◆ **Material for the task**
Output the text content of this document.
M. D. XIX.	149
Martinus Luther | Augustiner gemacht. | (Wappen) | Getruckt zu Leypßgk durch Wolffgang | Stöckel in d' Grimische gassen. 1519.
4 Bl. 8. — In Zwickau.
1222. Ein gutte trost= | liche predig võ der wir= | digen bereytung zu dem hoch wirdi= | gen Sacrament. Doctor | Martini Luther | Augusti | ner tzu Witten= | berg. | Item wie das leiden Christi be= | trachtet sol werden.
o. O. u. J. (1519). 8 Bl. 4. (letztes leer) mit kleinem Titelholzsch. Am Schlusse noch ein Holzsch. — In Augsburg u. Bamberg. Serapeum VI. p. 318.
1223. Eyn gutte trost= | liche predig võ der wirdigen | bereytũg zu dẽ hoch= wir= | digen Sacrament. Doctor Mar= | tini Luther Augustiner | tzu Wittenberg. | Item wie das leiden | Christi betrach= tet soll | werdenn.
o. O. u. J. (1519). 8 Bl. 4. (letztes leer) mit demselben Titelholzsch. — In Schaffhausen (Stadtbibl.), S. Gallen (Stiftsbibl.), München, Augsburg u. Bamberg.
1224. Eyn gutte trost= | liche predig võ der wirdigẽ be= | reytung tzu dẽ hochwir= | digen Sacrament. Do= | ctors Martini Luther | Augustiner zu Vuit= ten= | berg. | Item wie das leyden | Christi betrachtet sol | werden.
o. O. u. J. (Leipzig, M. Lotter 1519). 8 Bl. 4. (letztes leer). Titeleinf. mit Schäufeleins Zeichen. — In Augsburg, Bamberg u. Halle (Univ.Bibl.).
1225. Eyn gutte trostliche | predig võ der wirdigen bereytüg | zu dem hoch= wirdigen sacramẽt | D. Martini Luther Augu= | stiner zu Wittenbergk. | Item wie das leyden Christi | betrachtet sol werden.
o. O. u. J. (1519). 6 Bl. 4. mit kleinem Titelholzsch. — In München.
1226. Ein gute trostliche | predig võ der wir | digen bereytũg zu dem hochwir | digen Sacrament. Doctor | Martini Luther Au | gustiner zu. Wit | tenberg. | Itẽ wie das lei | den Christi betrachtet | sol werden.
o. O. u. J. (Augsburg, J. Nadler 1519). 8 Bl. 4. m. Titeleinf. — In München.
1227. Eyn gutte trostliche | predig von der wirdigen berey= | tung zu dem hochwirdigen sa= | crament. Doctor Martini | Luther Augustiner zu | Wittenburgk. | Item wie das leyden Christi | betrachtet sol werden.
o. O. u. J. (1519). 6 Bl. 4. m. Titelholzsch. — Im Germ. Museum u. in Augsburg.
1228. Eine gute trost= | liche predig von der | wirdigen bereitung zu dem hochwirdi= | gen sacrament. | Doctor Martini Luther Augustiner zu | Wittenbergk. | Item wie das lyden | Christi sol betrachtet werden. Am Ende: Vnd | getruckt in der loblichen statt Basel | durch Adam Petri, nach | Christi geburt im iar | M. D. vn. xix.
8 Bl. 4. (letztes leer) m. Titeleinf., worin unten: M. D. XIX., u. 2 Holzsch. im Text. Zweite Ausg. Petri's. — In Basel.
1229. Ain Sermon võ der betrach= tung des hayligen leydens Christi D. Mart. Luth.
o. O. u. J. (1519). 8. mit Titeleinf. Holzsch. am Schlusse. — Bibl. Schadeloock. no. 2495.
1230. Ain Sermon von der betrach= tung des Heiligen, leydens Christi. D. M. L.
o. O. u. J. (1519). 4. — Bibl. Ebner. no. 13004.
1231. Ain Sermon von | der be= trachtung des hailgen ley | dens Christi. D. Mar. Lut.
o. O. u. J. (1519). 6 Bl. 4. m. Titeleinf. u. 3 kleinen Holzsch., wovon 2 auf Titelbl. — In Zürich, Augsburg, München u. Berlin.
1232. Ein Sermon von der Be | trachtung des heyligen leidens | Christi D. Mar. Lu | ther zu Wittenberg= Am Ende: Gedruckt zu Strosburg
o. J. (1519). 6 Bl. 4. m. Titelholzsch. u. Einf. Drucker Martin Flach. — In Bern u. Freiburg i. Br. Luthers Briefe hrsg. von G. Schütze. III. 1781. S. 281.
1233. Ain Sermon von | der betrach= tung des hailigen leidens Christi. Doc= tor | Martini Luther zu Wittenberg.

◆ **Given exercise**
Go through the data and count each line that has the word "leidens", then give the total alone.

◆ **Result**
2